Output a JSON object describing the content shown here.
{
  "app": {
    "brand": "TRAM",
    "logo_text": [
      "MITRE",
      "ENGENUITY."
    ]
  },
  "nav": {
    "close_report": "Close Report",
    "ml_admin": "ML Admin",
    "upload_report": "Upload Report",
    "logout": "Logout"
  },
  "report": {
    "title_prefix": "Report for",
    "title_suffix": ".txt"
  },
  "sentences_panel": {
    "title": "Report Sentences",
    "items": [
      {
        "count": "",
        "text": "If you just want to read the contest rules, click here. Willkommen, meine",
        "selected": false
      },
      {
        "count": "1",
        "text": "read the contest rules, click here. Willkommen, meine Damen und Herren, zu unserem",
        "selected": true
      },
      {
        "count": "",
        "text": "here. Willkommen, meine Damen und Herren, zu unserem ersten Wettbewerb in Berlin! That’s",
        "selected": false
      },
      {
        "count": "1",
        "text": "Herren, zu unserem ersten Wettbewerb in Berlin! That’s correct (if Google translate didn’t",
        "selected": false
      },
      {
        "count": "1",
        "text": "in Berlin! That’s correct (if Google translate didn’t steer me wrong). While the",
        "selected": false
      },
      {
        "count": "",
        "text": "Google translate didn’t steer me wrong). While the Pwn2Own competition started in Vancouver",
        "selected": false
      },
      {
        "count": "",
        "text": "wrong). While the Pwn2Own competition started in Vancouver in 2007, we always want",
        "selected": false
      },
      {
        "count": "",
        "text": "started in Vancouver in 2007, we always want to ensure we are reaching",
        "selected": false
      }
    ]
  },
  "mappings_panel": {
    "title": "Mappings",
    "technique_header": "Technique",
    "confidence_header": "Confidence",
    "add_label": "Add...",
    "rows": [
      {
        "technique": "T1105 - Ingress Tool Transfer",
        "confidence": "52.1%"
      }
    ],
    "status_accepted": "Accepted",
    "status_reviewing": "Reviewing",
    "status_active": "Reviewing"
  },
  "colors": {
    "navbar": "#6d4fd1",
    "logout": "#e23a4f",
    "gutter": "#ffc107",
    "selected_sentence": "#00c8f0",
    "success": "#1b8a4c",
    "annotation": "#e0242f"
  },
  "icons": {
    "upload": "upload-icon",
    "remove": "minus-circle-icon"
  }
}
# # # # #
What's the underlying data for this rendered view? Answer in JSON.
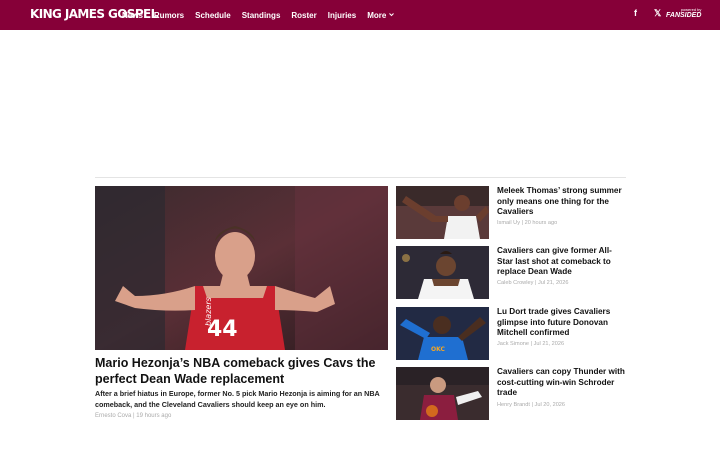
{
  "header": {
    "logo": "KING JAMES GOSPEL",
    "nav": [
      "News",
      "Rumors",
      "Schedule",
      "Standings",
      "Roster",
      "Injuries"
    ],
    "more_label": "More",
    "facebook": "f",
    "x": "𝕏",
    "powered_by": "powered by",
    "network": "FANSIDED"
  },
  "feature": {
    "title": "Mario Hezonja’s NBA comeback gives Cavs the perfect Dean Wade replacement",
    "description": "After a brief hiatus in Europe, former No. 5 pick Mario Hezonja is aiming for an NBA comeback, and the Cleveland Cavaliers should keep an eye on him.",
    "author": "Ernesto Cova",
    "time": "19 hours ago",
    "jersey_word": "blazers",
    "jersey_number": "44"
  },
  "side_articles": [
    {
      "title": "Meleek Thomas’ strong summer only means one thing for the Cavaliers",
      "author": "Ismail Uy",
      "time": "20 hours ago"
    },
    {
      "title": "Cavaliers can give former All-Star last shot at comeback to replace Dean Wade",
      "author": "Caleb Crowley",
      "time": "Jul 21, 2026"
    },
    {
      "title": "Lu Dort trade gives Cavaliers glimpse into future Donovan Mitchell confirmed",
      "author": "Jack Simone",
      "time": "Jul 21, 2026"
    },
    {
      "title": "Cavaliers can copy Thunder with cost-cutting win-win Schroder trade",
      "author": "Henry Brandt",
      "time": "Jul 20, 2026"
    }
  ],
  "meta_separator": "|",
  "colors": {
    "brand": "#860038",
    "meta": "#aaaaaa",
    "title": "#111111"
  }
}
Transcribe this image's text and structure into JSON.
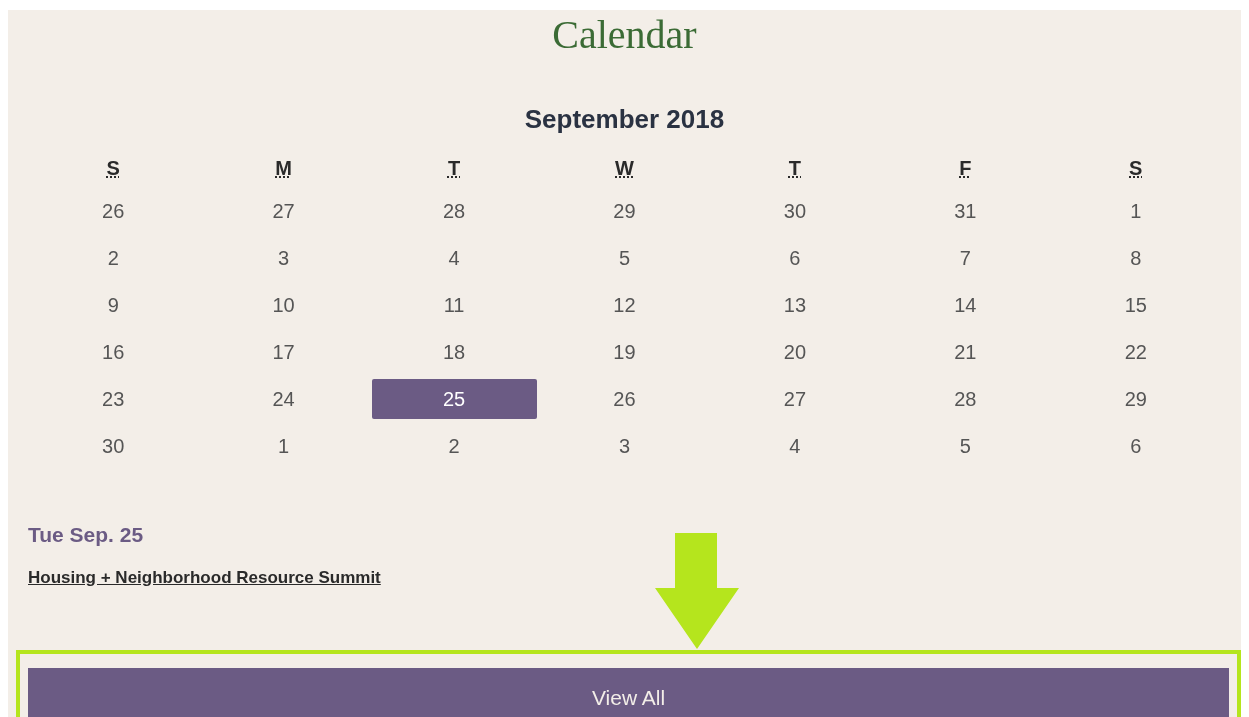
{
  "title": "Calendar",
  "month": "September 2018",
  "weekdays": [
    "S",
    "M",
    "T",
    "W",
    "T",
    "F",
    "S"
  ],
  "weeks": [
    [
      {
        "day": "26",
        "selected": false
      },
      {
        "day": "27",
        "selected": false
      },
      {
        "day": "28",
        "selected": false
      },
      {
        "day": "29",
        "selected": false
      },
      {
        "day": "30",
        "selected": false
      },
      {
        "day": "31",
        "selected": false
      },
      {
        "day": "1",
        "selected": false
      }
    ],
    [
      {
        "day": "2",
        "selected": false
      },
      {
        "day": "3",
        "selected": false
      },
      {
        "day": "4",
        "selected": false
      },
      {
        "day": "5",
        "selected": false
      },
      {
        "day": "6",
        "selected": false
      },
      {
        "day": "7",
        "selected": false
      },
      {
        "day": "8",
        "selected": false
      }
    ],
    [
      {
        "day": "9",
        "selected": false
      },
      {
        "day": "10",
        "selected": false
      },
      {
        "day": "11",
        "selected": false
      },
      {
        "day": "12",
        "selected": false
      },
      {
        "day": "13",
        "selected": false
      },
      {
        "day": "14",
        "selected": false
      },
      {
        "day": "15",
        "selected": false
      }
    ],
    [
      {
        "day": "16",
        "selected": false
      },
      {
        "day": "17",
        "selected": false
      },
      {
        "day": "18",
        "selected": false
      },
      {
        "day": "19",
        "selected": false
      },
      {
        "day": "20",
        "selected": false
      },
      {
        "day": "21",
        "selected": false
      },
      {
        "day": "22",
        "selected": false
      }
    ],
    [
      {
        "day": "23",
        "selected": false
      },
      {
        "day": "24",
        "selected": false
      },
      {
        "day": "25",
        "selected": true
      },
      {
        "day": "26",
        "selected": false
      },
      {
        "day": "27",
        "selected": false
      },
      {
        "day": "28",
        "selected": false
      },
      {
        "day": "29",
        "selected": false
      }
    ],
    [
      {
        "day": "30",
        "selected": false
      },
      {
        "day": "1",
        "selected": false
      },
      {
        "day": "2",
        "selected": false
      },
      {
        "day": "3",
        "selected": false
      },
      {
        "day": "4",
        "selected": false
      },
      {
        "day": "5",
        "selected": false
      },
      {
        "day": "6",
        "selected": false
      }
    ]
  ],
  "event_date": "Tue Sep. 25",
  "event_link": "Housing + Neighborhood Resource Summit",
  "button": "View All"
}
# # # # #
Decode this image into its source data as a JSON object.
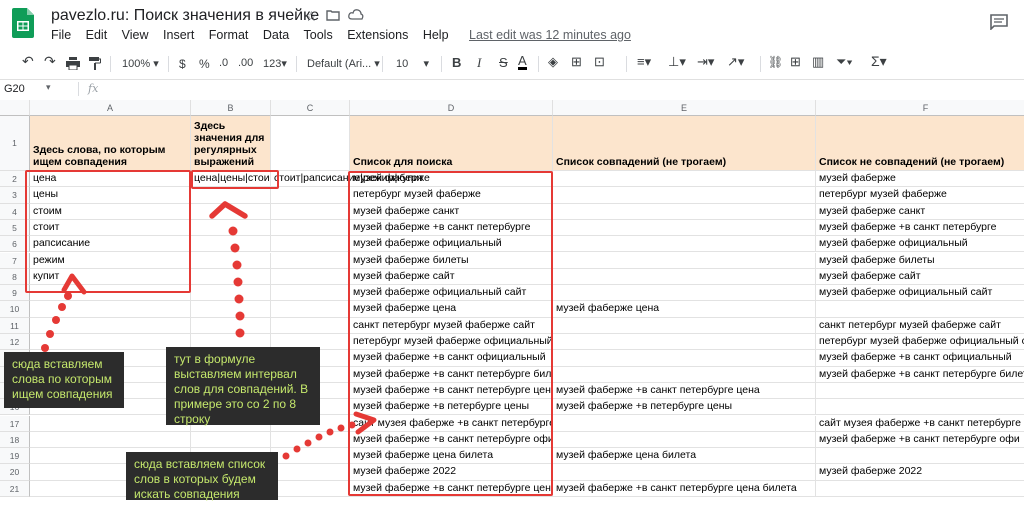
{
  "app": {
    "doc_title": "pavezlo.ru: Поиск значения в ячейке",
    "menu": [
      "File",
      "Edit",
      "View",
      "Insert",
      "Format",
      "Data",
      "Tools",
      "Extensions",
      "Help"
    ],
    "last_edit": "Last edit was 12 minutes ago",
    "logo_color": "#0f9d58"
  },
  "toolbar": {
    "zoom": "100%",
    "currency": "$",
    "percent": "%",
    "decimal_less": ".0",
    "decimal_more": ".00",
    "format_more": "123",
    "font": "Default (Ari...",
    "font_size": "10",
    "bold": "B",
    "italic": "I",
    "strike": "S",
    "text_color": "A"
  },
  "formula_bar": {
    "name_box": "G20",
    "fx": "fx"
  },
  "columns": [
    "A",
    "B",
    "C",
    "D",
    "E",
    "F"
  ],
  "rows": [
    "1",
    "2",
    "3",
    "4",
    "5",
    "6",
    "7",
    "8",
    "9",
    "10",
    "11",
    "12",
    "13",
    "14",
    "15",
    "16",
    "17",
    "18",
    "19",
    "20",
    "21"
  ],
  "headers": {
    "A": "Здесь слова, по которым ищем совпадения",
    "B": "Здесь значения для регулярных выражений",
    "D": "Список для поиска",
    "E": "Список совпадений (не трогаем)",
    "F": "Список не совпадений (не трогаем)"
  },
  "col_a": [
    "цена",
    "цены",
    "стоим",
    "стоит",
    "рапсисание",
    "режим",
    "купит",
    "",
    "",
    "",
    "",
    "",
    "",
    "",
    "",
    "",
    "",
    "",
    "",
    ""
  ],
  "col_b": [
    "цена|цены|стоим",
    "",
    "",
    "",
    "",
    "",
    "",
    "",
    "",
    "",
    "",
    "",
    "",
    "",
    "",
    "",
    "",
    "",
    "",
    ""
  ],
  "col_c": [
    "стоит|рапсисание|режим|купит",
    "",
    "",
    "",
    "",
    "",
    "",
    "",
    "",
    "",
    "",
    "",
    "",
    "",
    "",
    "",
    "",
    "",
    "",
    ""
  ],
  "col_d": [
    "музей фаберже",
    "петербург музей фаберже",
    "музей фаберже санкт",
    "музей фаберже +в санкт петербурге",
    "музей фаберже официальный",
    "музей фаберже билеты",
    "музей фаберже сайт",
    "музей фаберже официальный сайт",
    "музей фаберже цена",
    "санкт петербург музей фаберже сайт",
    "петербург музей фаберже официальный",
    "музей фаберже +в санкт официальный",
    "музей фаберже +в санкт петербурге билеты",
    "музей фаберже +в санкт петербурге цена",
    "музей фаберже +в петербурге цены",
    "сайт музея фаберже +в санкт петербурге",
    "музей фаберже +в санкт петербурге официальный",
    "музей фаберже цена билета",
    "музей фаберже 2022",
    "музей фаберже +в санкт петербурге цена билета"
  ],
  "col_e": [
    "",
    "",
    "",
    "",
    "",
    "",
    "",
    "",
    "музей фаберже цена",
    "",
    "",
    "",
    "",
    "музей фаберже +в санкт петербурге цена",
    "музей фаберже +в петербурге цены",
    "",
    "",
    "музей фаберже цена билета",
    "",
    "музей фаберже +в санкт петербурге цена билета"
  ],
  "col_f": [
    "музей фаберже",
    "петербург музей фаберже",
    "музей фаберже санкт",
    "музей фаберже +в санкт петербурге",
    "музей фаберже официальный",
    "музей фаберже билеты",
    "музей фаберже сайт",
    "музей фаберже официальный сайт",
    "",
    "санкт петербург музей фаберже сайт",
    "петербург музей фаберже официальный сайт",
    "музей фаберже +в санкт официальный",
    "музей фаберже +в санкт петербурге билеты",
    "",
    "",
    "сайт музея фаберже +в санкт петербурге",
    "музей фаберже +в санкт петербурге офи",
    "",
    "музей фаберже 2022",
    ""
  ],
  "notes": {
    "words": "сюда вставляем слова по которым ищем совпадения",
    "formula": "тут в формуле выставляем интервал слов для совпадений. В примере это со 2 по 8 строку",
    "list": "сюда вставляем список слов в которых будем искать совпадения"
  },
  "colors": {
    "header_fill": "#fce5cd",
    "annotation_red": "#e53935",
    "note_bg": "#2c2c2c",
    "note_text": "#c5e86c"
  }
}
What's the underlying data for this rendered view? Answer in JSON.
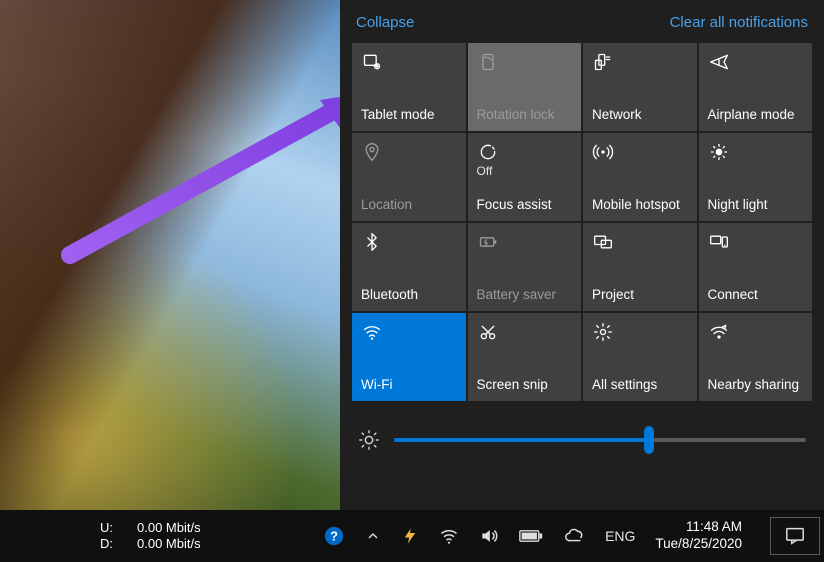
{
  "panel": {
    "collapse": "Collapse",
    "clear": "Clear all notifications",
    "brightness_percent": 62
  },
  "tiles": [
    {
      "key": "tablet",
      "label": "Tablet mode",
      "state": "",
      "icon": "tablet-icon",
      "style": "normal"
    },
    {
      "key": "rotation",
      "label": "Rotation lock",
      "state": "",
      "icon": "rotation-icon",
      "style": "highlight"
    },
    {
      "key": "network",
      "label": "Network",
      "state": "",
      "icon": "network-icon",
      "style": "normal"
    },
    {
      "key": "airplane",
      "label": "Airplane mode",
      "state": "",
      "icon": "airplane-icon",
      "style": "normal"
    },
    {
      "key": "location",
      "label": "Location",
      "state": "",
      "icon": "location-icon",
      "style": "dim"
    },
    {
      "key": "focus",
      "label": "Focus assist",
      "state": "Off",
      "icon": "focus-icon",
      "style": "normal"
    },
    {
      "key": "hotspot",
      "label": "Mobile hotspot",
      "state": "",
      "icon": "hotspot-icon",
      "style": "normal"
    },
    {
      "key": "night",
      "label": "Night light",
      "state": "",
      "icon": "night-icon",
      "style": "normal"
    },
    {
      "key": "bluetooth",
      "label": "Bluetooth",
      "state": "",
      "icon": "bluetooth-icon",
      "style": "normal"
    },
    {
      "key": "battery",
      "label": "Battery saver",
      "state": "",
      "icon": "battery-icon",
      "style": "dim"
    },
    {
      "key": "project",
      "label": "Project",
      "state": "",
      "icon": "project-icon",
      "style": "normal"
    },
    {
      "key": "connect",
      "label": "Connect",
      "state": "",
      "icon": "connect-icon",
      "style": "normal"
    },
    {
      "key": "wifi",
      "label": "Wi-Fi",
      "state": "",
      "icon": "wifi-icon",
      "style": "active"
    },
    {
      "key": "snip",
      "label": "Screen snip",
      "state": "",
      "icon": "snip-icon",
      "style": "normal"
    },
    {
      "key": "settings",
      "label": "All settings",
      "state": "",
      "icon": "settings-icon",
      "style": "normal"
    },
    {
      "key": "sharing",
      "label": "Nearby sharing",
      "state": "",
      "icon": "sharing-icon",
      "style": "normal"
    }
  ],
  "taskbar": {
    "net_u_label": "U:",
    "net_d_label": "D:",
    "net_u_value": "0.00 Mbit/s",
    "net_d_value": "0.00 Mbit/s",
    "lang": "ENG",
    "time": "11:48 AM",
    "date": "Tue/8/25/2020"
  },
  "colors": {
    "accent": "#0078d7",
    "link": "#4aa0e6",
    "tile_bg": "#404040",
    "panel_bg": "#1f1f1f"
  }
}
# # # # #
Return every line containing "competition".

        "text": "Google translate didn’t steer me wrong). While the Pwn2Own competition started in Vancouver",
        "text": "wrong). While the Pwn2Own competition started in Vancouver in 2007, we always want",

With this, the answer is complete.